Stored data
..............................

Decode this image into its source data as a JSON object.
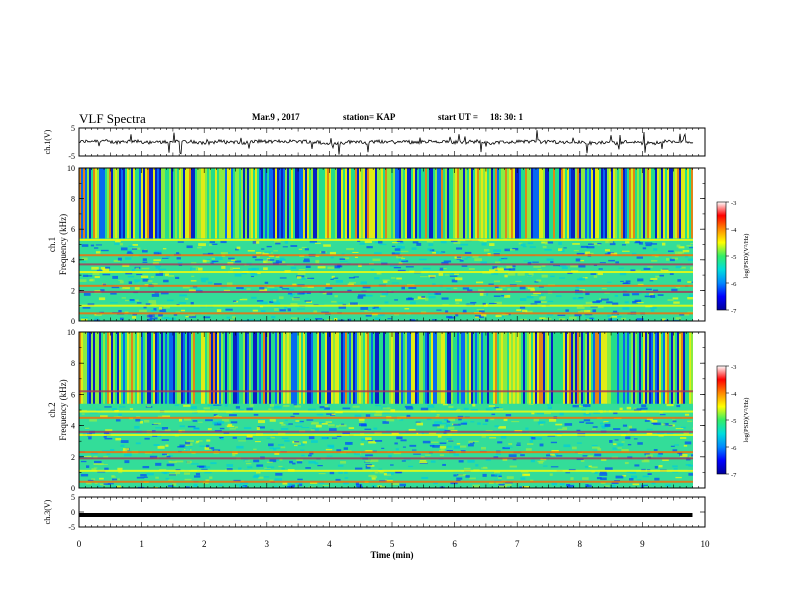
{
  "header": {
    "title": "VLF Spectra",
    "date": "Mar.9 , 2017",
    "station": "station= KAP",
    "start_label": "start UT =",
    "start_time": "18: 30: 1"
  },
  "colors": {
    "axis": "#000000",
    "trace": "#000000",
    "spectrogram_base": "#33dd99",
    "colorbar_stops": [
      "#000099",
      "#0000ff",
      "#0088ff",
      "#00dddd",
      "#33ee66",
      "#ffff00",
      "#ff8800",
      "#ff0000",
      "#ffffff"
    ]
  },
  "chart_data": [
    {
      "type": "line",
      "panel": "ch1-waveform",
      "ylabel": "ch.1(V)",
      "ylim": [
        -5,
        5
      ],
      "yticks": [
        "5",
        "-5"
      ],
      "x_range_min": [
        0,
        10
      ],
      "note_series": "noisy waveform near 0 V with spikes up to about ±2 V"
    },
    {
      "type": "heatmap",
      "panel": "ch1-spectrogram",
      "ylabel": "ch.1 Frequency (kHz)",
      "ylim": [
        0,
        10
      ],
      "yticks": [
        "0",
        "2",
        "4",
        "6",
        "8",
        "10"
      ],
      "colorbar": {
        "label": "log(PSD)(V²/Hz)",
        "range": [
          -7,
          -3
        ],
        "ticks": [
          "-3",
          "-4",
          "-5",
          "-6",
          "-7"
        ]
      },
      "bands_khz": [
        0.5,
        1.0,
        1.9,
        2.3,
        3.2,
        3.7,
        4.3,
        5.3
      ]
    },
    {
      "type": "heatmap",
      "panel": "ch2-spectrogram",
      "ylabel": "ch.2 Frequency (kHz)",
      "ylim": [
        0,
        10
      ],
      "yticks": [
        "0",
        "2",
        "4",
        "6",
        "8",
        "10"
      ],
      "colorbar": {
        "label": "log(PSD)(V²/Hz)",
        "range": [
          -7,
          -3
        ],
        "ticks": [
          "-3",
          "-4",
          "-5",
          "-6",
          "-7"
        ]
      },
      "bands_khz": [
        0.4,
        1.1,
        1.9,
        2.3,
        3.4,
        3.6,
        4.5,
        4.9,
        6.2
      ]
    },
    {
      "type": "line",
      "panel": "ch3-waveform",
      "ylabel": "ch.3(V)",
      "ylim": [
        -5,
        5
      ],
      "yticks": [
        "5",
        "0",
        "-5"
      ],
      "series": [
        {
          "x": [
            0,
            9.8
          ],
          "y": [
            -1,
            -1
          ]
        }
      ]
    }
  ],
  "x_axis": {
    "label": "Time (min)",
    "ticks": [
      "0",
      "1",
      "2",
      "3",
      "4",
      "5",
      "6",
      "7",
      "8",
      "9",
      "10"
    ],
    "range": [
      0,
      10
    ],
    "data_end_min": 9.8
  }
}
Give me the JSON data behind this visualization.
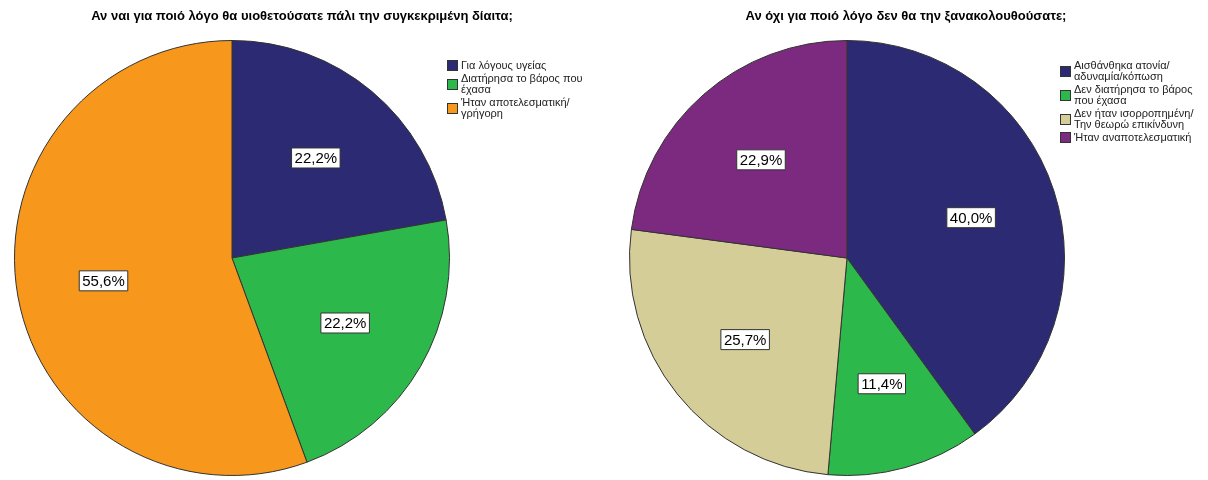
{
  "chart_data": [
    {
      "type": "pie",
      "title": "Αν ναι για ποιό λόγο θα υιοθετούσατε πάλι την συγκεκριμένη δίαιτα;",
      "categories": [
        "Για λόγους υγείας",
        "Διατήρησα το βάρος που έχασα",
        "Ήταν αποτελεσματική/γρήγορη"
      ],
      "values": [
        22.2,
        22.2,
        55.6
      ],
      "colors": [
        "#2b2a73",
        "#2db84b",
        "#f7981d"
      ],
      "value_labels": [
        "22,2%",
        "22,2%",
        "55,6%"
      ],
      "legend": "top right"
    },
    {
      "type": "pie",
      "title": "Αν όχι για ποιό λόγο δεν θα την ξανακολουθούσατε;",
      "categories": [
        "Αισθάνθηκα ατονία/αδυναμία/κόπωση",
        "Δεν διατήρησα το βάρος που έχασα",
        "Δεν ήταν ισορροπημένη/Την θεωρώ επικίνδυνη",
        "Ήταν αναποτελεσματική"
      ],
      "values": [
        40.0,
        11.4,
        25.7,
        22.9
      ],
      "colors": [
        "#2b2a73",
        "#2db84b",
        "#d4cd98",
        "#7b2a7f"
      ],
      "value_labels": [
        "40,0%",
        "11,4%",
        "25,7%",
        "22,9%"
      ],
      "legend": "top right"
    }
  ]
}
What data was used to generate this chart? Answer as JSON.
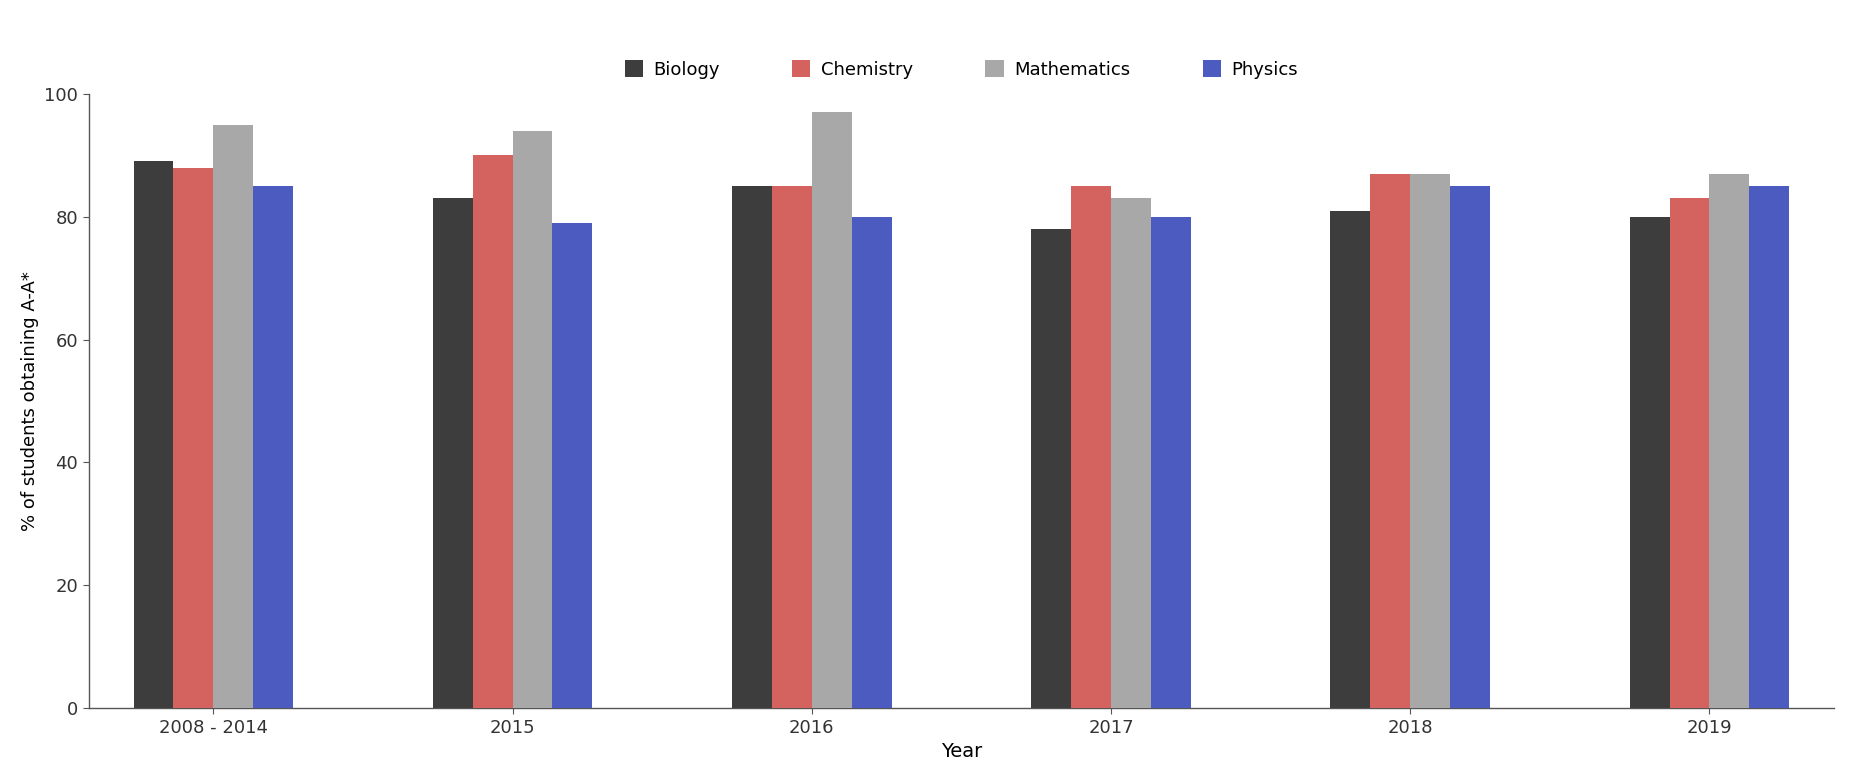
{
  "categories": [
    "2008 - 2014",
    "2015",
    "2016",
    "2017",
    "2018",
    "2019"
  ],
  "series": {
    "Biology": [
      89,
      83,
      85,
      78,
      81,
      80
    ],
    "Chemistry": [
      88,
      90,
      85,
      85,
      87,
      83
    ],
    "Mathematics": [
      95,
      94,
      97,
      83,
      87,
      87
    ],
    "Physics": [
      85,
      79,
      80,
      80,
      85,
      85
    ]
  },
  "colors": {
    "Biology": "#3d3d3d",
    "Chemistry": "#d4625e",
    "Mathematics": "#a8a8a8",
    "Physics": "#4b5bbf"
  },
  "ylabel": "% of students obtaining A-A*",
  "xlabel": "Year",
  "ylim": [
    0,
    100
  ],
  "yticks": [
    0,
    20,
    40,
    60,
    80,
    100
  ],
  "bar_width": 0.16,
  "legend_labels": [
    "Biology",
    "Chemistry",
    "Mathematics",
    "Physics"
  ],
  "background_color": "#ffffff",
  "figsize": [
    18.55,
    7.82
  ],
  "dpi": 100
}
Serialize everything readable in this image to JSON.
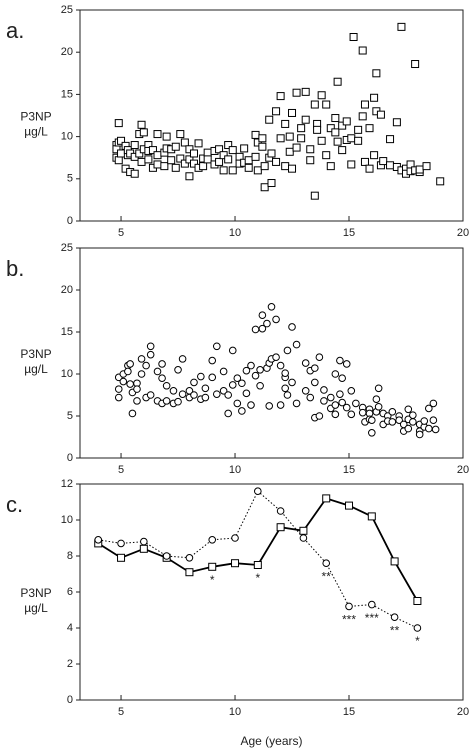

..............................

Task prompt
Copy out all of the material exactly as written, without its pictures.

Answer to this problem
Decode this image into its source data as a JSON object.
{
  "header": {
    "title": "VLF Spectra",
    "date": "Mar.9 , 2017",
    "station": "station= KAP",
    "start_label": "start UT =",
    "start_time": "18: 30: 1"
  },
  "colors": {
    "axis": "#000000",
    "trace": "#000000",
    "spectrogram_base": "#33dd99",
    "colorbar_stops": [
      "#000099",
      "#0000ff",
      "#0088ff",
      "#00dddd",
      "#33ee66",
      "#ffff00",
      "#ff8800",
      "#ff0000",
      "#ffffff"
    ]
  },
  "chart_data": [
    {
      "type": "line",
      "panel": "ch1-waveform",
      "ylabel": "ch.1(V)",
      "ylim": [
        -5,
        5
      ],
      "yticks": [
        "5",
        "-5"
      ],
      "x_range_min": [
        0,
        10
      ],
      "note_series": "noisy waveform near 0 V with spikes up to about ±2 V"
    },
    {
      "type": "heatmap",
      "panel": "ch1-spectrogram",
      "ylabel": "ch.1 Frequency (kHz)",
      "ylim": [
        0,
        10
      ],
      "yticks": [
        "0",
        "2",
        "4",
        "6",
        "8",
        "10"
      ],
      "colorbar": {
        "label": "log(PSD)(V²/Hz)",
        "range": [
          -7,
          -3
        ],
        "ticks": [
          "-3",
          "-4",
          "-5",
          "-6",
          "-7"
        ]
      },
      "bands_khz": [
        0.5,
        1.0,
        1.9,
        2.3,
        3.2,
        3.7,
        4.3,
        5.3
      ]
    },
    {
      "type": "heatmap",
      "panel": "ch2-spectrogram",
      "ylabel": "ch.2 Frequency (kHz)",
      "ylim": [
        0,
        10
      ],
      "yticks": [
        "0",
        "2",
        "4",
        "6",
        "8",
        "10"
      ],
      "colorbar": {
        "label": "log(PSD)(V²/Hz)",
        "range": [
          -7,
          -3
        ],
        "ticks": [
          "-3",
          "-4",
          "-5",
          "-6",
          "-7"
        ]
      },
      "bands_khz": [
        0.4,
        1.1,
        1.9,
        2.3,
        3.4,
        3.6,
        4.5,
        4.9,
        6.2
      ]
    },
    {
      "type": "line",
      "panel": "ch3-waveform",
      "ylabel": "ch.3(V)",
      "ylim": [
        -5,
        5
      ],
      "yticks": [
        "5",
        "0",
        "-5"
      ],
      "series": [
        {
          "x": [
            0,
            9.8
          ],
          "y": [
            -1,
            -1
          ]
        }
      ]
    }
  ],
  "x_axis": {
    "label": "Time (min)",
    "ticks": [
      "0",
      "1",
      "2",
      "3",
      "4",
      "5",
      "6",
      "7",
      "8",
      "9",
      "10"
    ],
    "range": [
      0,
      10
    ],
    "data_end_min": 9.8
  }
}
Give me the JSON data behind this visualization.
{
  "chart_data": [
    {
      "type": "pie",
      "title": "Αν ναι για ποιό λόγο θα υιοθετούσατε πάλι την συγκεκριμένη δίαιτα;",
      "categories": [
        "Για λόγους υγείας",
        "Διατήρησα το βάρος που έχασα",
        "Ήταν αποτελεσματική/γρήγορη"
      ],
      "values": [
        22.2,
        22.2,
        55.6
      ],
      "colors": [
        "#2b2a73",
        "#2db84b",
        "#f7981d"
      ],
      "value_labels": [
        "22,2%",
        "22,2%",
        "55,6%"
      ],
      "legend": "top right"
    },
    {
      "type": "pie",
      "title": "Αν όχι για ποιό λόγο δεν θα την ξανακολουθούσατε;",
      "categories": [
        "Αισθάνθηκα ατονία/αδυναμία/κόπωση",
        "Δεν διατήρησα το βάρος που έχασα",
        "Δεν ήταν ισορροπημένη/Την θεωρώ επικίνδυνη",
        "Ήταν αναποτελεσματική"
      ],
      "values": [
        40.0,
        11.4,
        25.7,
        22.9
      ],
      "colors": [
        "#2b2a73",
        "#2db84b",
        "#d4cd98",
        "#7b2a7f"
      ],
      "value_labels": [
        "40,0%",
        "11,4%",
        "25,7%",
        "22,9%"
      ],
      "legend": "top right"
    }
  ]
}
What data was used to generate this chart? Answer as JSON.
{
  "categories": [
    "2008 - 2014",
    "2015",
    "2016",
    "2017",
    "2018",
    "2019"
  ],
  "series": {
    "Biology": [
      89,
      83,
      85,
      78,
      81,
      80
    ],
    "Chemistry": [
      88,
      90,
      85,
      85,
      87,
      83
    ],
    "Mathematics": [
      95,
      94,
      97,
      83,
      87,
      87
    ],
    "Physics": [
      85,
      79,
      80,
      80,
      85,
      85
    ]
  },
  "colors": {
    "Biology": "#3d3d3d",
    "Chemistry": "#d4625e",
    "Mathematics": "#a8a8a8",
    "Physics": "#4b5bbf"
  },
  "ylabel": "% of students obtaining A-A*",
  "xlabel": "Year",
  "ylim": [
    0,
    100
  ],
  "yticks": [
    0,
    20,
    40,
    60,
    80,
    100
  ],
  "bar_width": 0.16,
  "legend_labels": [
    "Biology",
    "Chemistry",
    "Mathematics",
    "Physics"
  ],
  "background_color": "#ffffff",
  "figsize": [
    18.55,
    7.82
  ],
  "dpi": 100
}
Serialize everything readable in this image to JSON.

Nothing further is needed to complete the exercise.